**What you will do:**
Find every line below that contains the word "this" and copy it out.

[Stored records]
*****

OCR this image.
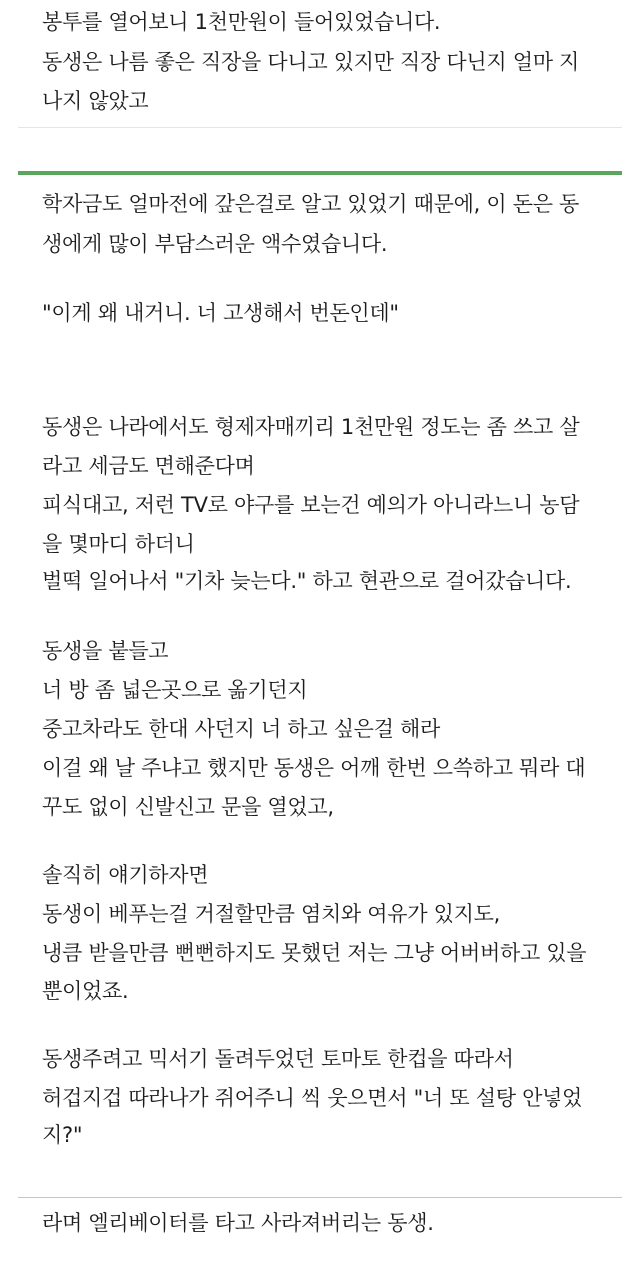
봉투를 열어보니 1천만원이 들어있었습니다.
동생은 나름 좋은 직장을 다니고 있지만 직장 다닌지 얼마 지
나지 않았고
학자금도 얼마전에 갚은걸로 알고 있었기 때문에, 이 돈은 동
생에게 많이 부담스러운 액수였습니다.
"이게 왜 내거니. 너 고생해서 번돈인데"
동생은 나라에서도 형제자매끼리 1천만원 정도는 좀 쓰고 살
라고 세금도 면해준다며
피식대고, 저런 TV로 야구를 보는건 예의가 아니라느니 농담
을 몇마디 하더니
벌떡 일어나서 "기차 늦는다." 하고 현관으로 걸어갔습니다.
동생을 붙들고
너 방 좀 넓은곳으로 옮기던지
중고차라도 한대 사던지 너 하고 싶은걸 해라
이걸 왜 날 주냐고 했지만 동생은 어깨 한번 으쓱하고 뭐라 대
꾸도 없이 신발신고 문을 열었고,
솔직히 얘기하자면
동생이 베푸는걸 거절할만큼 염치와 여유가 있지도,
냉큼 받을만큼 뻔뻔하지도 못했던 저는 그냥 어버버하고 있을
뿐이었죠.
동생주려고 믹서기 돌려두었던 토마토 한컵을 따라서
허겁지겁 따라나가 쥐어주니 씩 웃으면서 "너 또 설탕 안넣었
지?"
라며 엘리베이터를 타고 사라져버리는 동생.
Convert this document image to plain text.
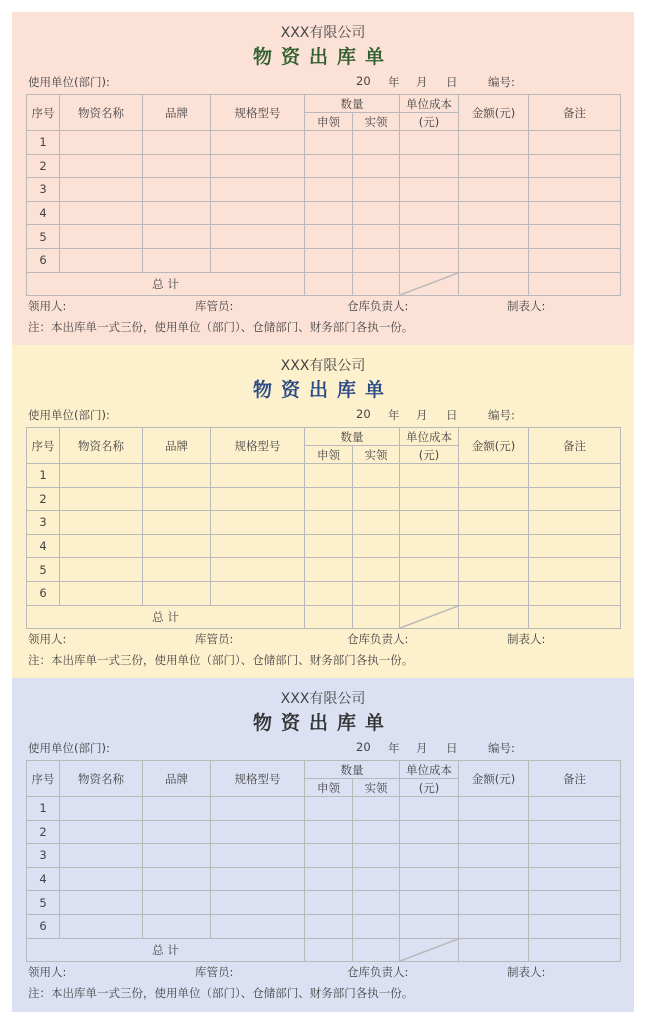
XXX有限公司
物资出库单
使用单位(部门):	20 年 月 日	编号:
序号	物资名称	品牌	规格型号	数量		单位成本	金额(元)	备注
				申领	实领	(元)		
1								
2								
3								
4								
5								
6								
总 计			

领用人:	库管员:	仓库负责人:	制表人:
注：本出库单一式三份，使用单位（部门）、仓储部门、财务部门各执一份。
XXX有限公司
物资出库单
使用单位(部门):	20 年 月 日	编号:
序号	物资名称	品牌	规格型号	数量		单位成本	金额(元)	备注
				申领	实领	(元)		
1								
2								
3								
4								
5								
6								
总 计			

领用人:	库管员:	仓库负责人:	制表人:
注：本出库单一式三份，使用单位（部门）、仓储部门、财务部门各执一份。
XXX有限公司
物资出库单
使用单位(部门):	20 年 月 日	编号:
序号	物资名称	品牌	规格型号	数量		单位成本	金额(元)	备注
				申领	实领	(元)		
1								
2								
3								
4								
5								
6								
总 计			

领用人:	库管员:	仓库负责人:	制表人:
注：本出库单一式三份，使用单位（部门）、仓储部门、财务部门各执一份。
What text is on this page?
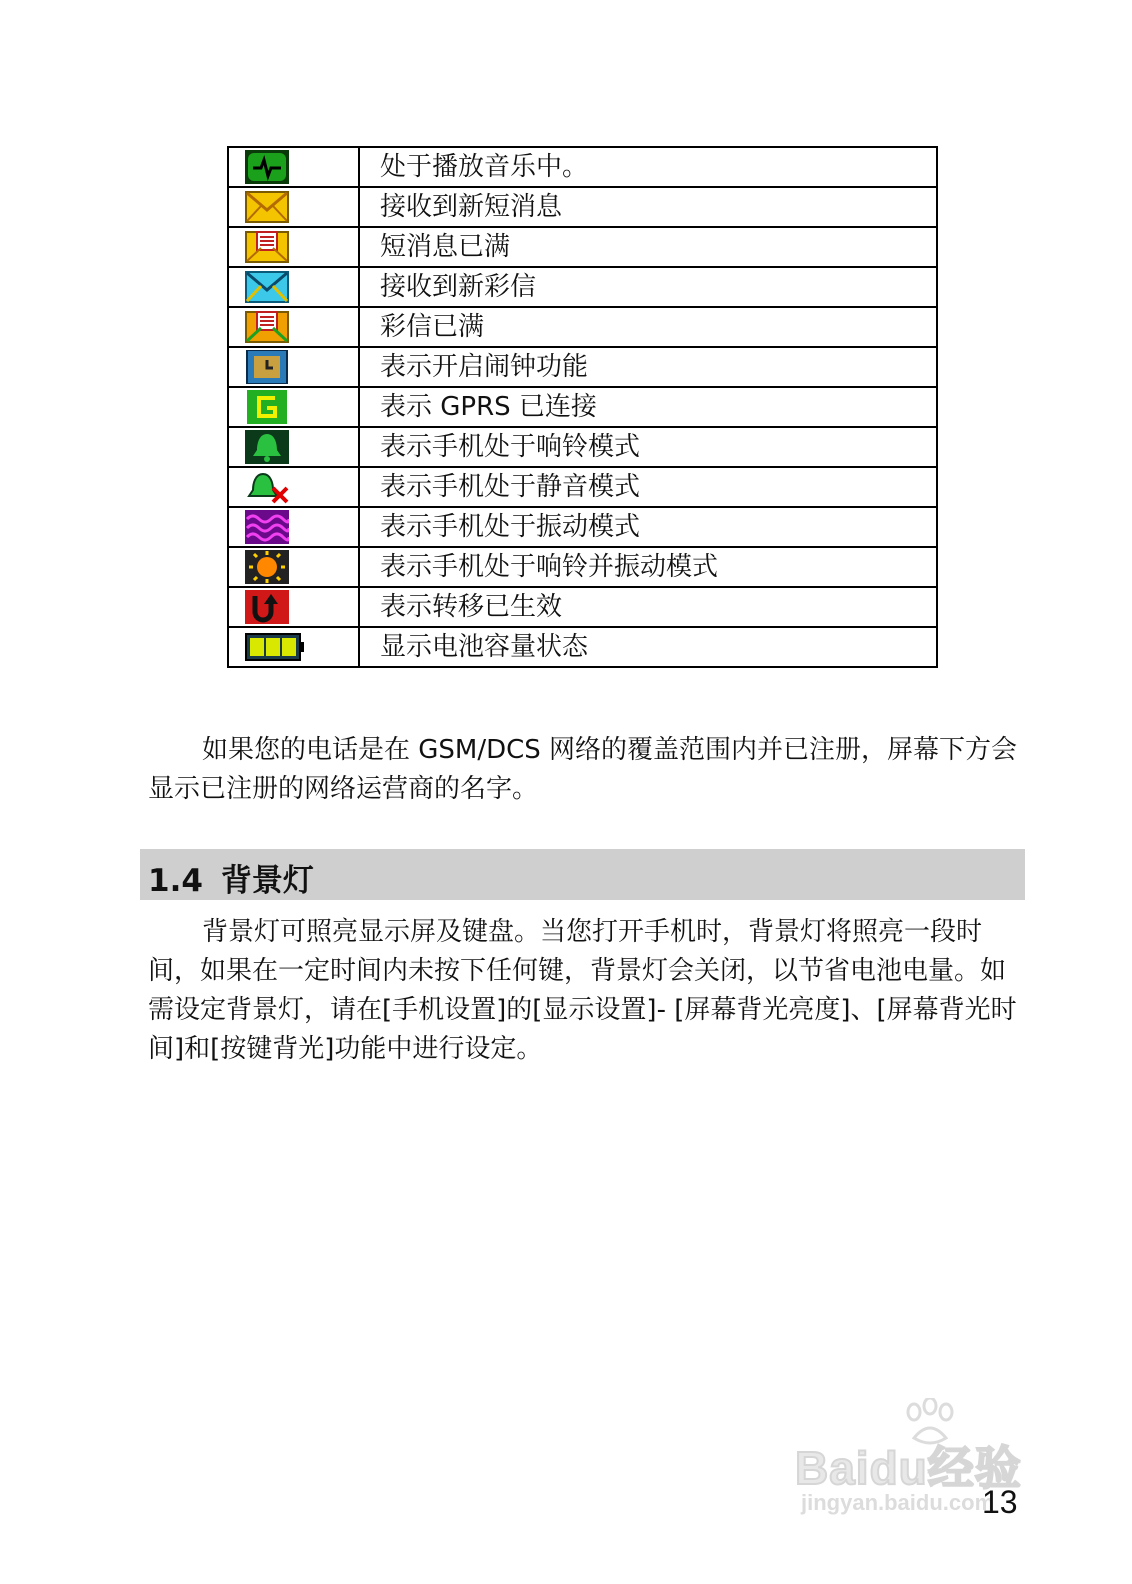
	处于播放音乐中。

	接收到新短消息

	短消息已满

	接收到新彩信

	彩信已满

	表示开启闹钟功能

	表示 GPRS 已连接

	表示手机处于响铃模式

	表示手机处于静音模式

	表示手机处于振动模式

	表示手机处于响铃并振动模式

	表示转移已生效

	显示电池容量状态

如果您的电话是在 GSM/DCS 网络的覆盖范围内并已注册，屏幕下方会显示已注册的网络运营商的名字。

1.4 背景灯

背景灯可照亮显示屏及键盘。当您打开手机时，背景灯将照亮一段时间，如果在一定时间内未按下任何键，背景灯会关闭，以节省电池电量。如需设定背景灯，请在[手机设置]的[显示设置]- [屏幕背光亮度]、[屏幕背光时间]和[按键背光]功能中进行设定。

Baidu经验
jingyan.baidu.com
13
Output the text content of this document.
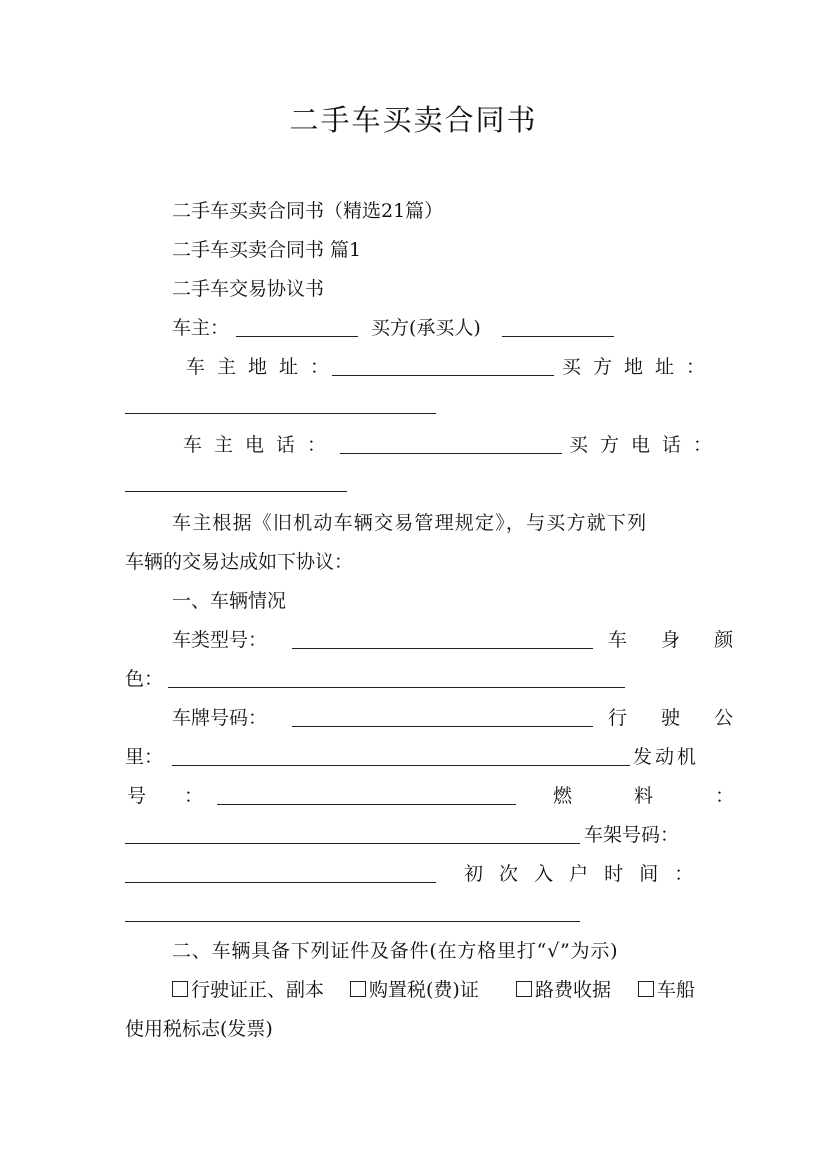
二手车买卖合同书
二手车买卖合同书（精选21篇）
二手车买卖合同书 篇1
二手车交易协议书
车主：	买方(承买人)
车主地址：	买方地址：
车主电话：	买方电话：
车主根据《旧机动车辆交易管理规定》，与买方就下列
车辆的交易达成如下协议：
一、车辆情况
车类型号：	车 身 颜
色：
车牌号码：	行 驶 公
里：	发动机
号 ：	燃 料 ：
车架号码：
初 次 入 户 时 间 ：
二、车辆具备下列证件及备件(在方格里打“√”为示)
行驶证正、副本	购置税(费)证	路费收据	车船
使用税标志(发票)
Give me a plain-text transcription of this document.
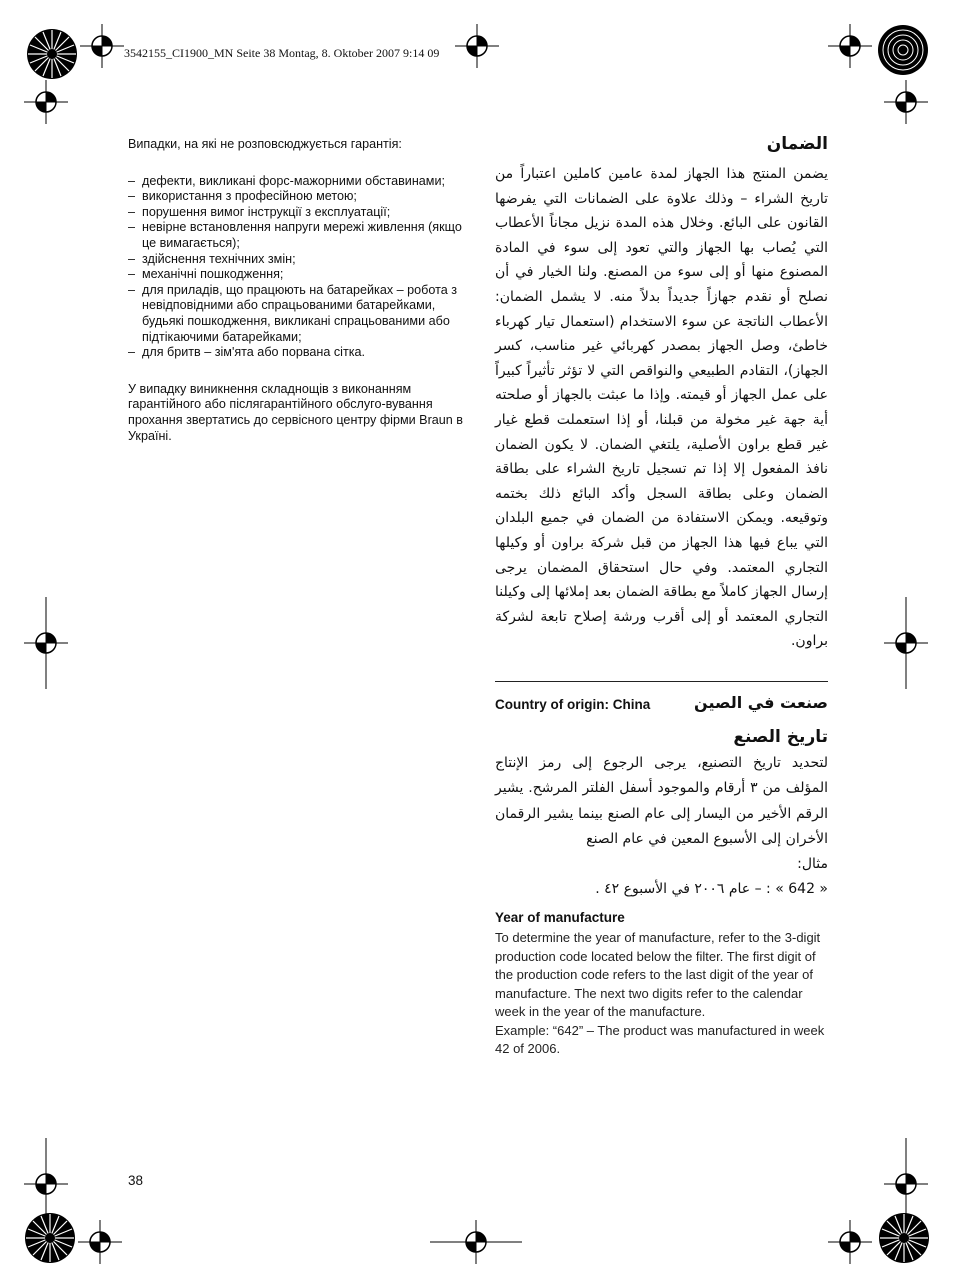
3542155_CI1900_MN Seite 38 Montag, 8. Oktober 2007 9:14 09

Випадки, на які не розповсюджується гарантія:

– дефекти, викликані форс-мажорними обставинами;
– використання з професійною метою;
– порушення вимог інструкції з експлуатації;
– невірне встановлення напруги мережі живлення (якщо це вимагається);
– здійснення технічних змін;
– механічні пошкодження;
– для приладів, що працюють на батарейках – робота з невідповідними або спрацьованими батарейками, будьякі пошкодження, викликані спрацьованими або підтікаючими батарейками;
– для бритв – зім'ята або порвана сітка.

У випадку виникнення складнощів з виконанням гарантійного або післягарантійного обслуго-вування прохання звертатись до сервісного центру фірми Braun в Україні.

الضمان

يضمن المنتج هذا الجهاز لمدة عامين كاملين اعتباراً من تاريخ الشراء – وذلك علاوة على الضمانات التي يفرضها القانون على البائع. وخلال هذه المدة نزيل مجاناً الأعطاب التي يُصاب بها الجهاز والتي تعود إلى سوء في المادة المصنوع منها أو إلى سوء من المصنع. ولنا الخيار في أن نصلح أو نقدم جهازاً جديداً بدلاً منه. لا يشمل الضمان: الأعطاب الناتجة عن سوء الاستخدام (استعمال تيار كهرباء خاطئ، وصل الجهاز بمصدر كهربائي غير مناسب، كسر الجهاز)، التقادم الطبيعي والنواقص التي لا تؤثر تأثيراً كبيراً على عمل الجهاز أو قيمته. وإذا ما عبثت بالجهاز أو صلحته أية جهة غير مخولة من قبلنا، أو إذا استعملت قطع غيار غير قطع براون الأصلية، يلتغي الضمان. لا يكون الضمان نافذ المفعول إلا إذا تم تسجيل تاريخ الشراء على بطاقة الضمان وعلى بطاقة السجل وأكد البائع ذلك بختمه وتوقيعه. ويمكن الاستفادة من الضمان في جميع البلدان التي يباع فيها هذا الجهاز من قبل شركة براون أو وكيلها التجاري المعتمد. وفي حال استحقاق المضمان يرجى إرسال الجهاز كاملاً مع بطاقة الضمان بعد إملائها إلى وكيلنا التجاري المعتمد أو إلى أقرب ورشة إصلاح تابعة لشركة براون.

Country of origin: China	صنعت في الصين
تاريخ الصنع

لتحديد تاريخ التصنيع، يرجى الرجوع إلى رمز الإنتاج المؤلف من ٣ أرقام والموجود أسفل الفلتر المرشح. يشير الرقم الأخير من اليسار إلى عام الصنع بينما يشير الرقمان الأخران إلى الأسبوع المعين في عام الصنع

مثال:

« 642 » : – عام ٢٠٠٦ في الأسبوع ٤٢ .

Year of manufacture

To determine the year of manufacture, refer to the 3-digit production code located below the filter. The first digit of the production code refers to the last digit of the year of manufacture. The next two digits refer to the calendar week in the year of the manufacture.

Example: “642” – The product was manufactured in week 42 of 2006.

38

*****

**Task result:**
OCR this image.
Convert this document image to plain text.
What text is on this page?
Output the text content of this document.
Give me a plain-text transcription of this document.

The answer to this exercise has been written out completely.